SHORT PROBLEM ->
Return every record verbatim.

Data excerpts
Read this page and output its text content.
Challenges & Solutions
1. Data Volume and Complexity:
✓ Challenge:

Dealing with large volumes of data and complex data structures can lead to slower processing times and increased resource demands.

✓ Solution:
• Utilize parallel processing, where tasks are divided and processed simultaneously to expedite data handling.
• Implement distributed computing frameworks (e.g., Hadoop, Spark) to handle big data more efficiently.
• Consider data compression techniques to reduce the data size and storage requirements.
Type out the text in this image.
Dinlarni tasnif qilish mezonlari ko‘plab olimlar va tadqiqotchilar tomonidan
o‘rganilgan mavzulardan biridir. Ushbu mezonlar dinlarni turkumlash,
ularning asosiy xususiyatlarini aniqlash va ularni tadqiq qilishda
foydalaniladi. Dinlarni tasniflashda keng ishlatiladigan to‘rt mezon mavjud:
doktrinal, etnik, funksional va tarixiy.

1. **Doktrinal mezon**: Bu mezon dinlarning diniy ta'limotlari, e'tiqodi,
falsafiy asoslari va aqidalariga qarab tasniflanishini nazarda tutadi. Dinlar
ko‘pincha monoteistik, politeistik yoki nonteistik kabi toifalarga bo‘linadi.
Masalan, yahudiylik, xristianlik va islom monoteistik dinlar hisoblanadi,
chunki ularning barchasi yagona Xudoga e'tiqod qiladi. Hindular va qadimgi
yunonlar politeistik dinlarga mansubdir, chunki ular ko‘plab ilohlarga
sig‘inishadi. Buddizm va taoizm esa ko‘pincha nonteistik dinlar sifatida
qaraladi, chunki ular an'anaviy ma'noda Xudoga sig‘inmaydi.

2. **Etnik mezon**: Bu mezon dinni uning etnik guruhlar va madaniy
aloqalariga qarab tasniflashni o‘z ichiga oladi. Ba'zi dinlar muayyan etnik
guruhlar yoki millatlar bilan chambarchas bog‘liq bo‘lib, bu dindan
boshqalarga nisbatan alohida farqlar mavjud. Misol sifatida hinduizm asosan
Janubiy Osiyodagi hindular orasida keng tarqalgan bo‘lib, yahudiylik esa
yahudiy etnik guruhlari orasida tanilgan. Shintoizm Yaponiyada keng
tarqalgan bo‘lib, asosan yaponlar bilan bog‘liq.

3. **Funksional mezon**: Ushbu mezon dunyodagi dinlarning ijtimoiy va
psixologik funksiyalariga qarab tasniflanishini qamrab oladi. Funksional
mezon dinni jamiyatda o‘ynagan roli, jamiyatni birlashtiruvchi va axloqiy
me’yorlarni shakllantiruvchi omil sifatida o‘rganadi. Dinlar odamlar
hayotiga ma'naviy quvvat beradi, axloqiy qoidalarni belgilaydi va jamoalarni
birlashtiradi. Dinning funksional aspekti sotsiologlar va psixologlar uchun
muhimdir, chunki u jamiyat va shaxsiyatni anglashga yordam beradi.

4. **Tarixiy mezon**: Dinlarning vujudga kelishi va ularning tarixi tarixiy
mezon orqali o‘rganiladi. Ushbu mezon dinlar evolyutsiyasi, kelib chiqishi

OUTPUT FOR THIS TASK ->
Read this page and output its text content.
Challenges & Solutions
1. Data Volume and Complexity:
✓ Challenge:

Dealing with large volumes of data and complex data structures can lead to slower processing times and increased resource demands.

✓ Solution:
• Utilize parallel processing, where tasks are divided and processed simultaneously to expedite data handling.
• Implement distributed computing frameworks (e.g., Hadoop, Spark) to handle big data more efficiently.
• Consider data compression techniques to reduce the data size and storage requirements.
Type out the text in this image.
Dinlarni tasnif qilish mezonlari ko‘plab olimlar va tadqiqotchilar tomonidan
o‘rganilgan mavzulardan biridir. Ushbu mezonlar dinlarni turkumlash,
ularning asosiy xususiyatlarini aniqlash va ularni tadqiq qilishda
foydalaniladi. Dinlarni tasniflashda keng ishlatiladigan to‘rt mezon mavjud:
doktrinal, etnik, funksional va tarixiy.

1. **Doktrinal mezon**: Bu mezon dinlarning diniy ta'limotlari, e'tiqodi,
falsafiy asoslari va aqidalariga qarab tasniflanishini nazarda tutadi. Dinlar
ko‘pincha monoteistik, politeistik yoki nonteistik kabi toifalarga bo‘linadi.
Masalan, yahudiylik, xristianlik va islom monoteistik dinlar hisoblanadi,
chunki ularning barchasi yagona Xudoga e'tiqod qiladi. Hindular va qadimgi
yunonlar politeistik dinlarga mansubdir, chunki ular ko‘plab ilohlarga
sig‘inishadi. Buddizm va taoizm esa ko‘pincha nonteistik dinlar sifatida
qaraladi, chunki ular an'anaviy ma'noda Xudoga sig‘inmaydi.

2. **Etnik mezon**: Bu mezon dinni uning etnik guruhlar va madaniy
aloqalariga qarab tasniflashni o‘z ichiga oladi. Ba'zi dinlar muayyan etnik
guruhlar yoki millatlar bilan chambarchas bog‘liq bo‘lib, bu dindan
boshqalarga nisbatan alohida farqlar mavjud. Misol sifatida hinduizm asosan
Janubiy Osiyodagi hindular orasida keng tarqalgan bo‘lib, yahudiylik esa
yahudiy etnik guruhlari orasida tanilgan. Shintoizm Yaponiyada keng
tarqalgan bo‘lib, asosan yaponlar bilan bog‘liq.

3. **Funksional mezon**: Ushbu mezon dunyodagi dinlarning ijtimoiy va
psixologik funksiyalariga qarab tasniflanishini qamrab oladi. Funksional
mezon dinni jamiyatda o‘ynagan roli, jamiyatni birlashtiruvchi va axloqiy
me’yorlarni shakllantiruvchi omil sifatida o‘rganadi. Dinlar odamlar
hayotiga ma'naviy quvvat beradi, axloqiy qoidalarni belgilaydi va jamoalarni
birlashtiradi. Dinning funksional aspekti sotsiologlar va psixologlar uchun
muhimdir, chunki u jamiyat va shaxsiyatni anglashga yordam beradi.

4. **Tarixiy mezon**: Dinlarning vujudga kelishi va ularning tarixi tarixiy
mezon orqali o‘rganiladi. Ushbu mezon dinlar evolyutsiyasi, kelib chiqishi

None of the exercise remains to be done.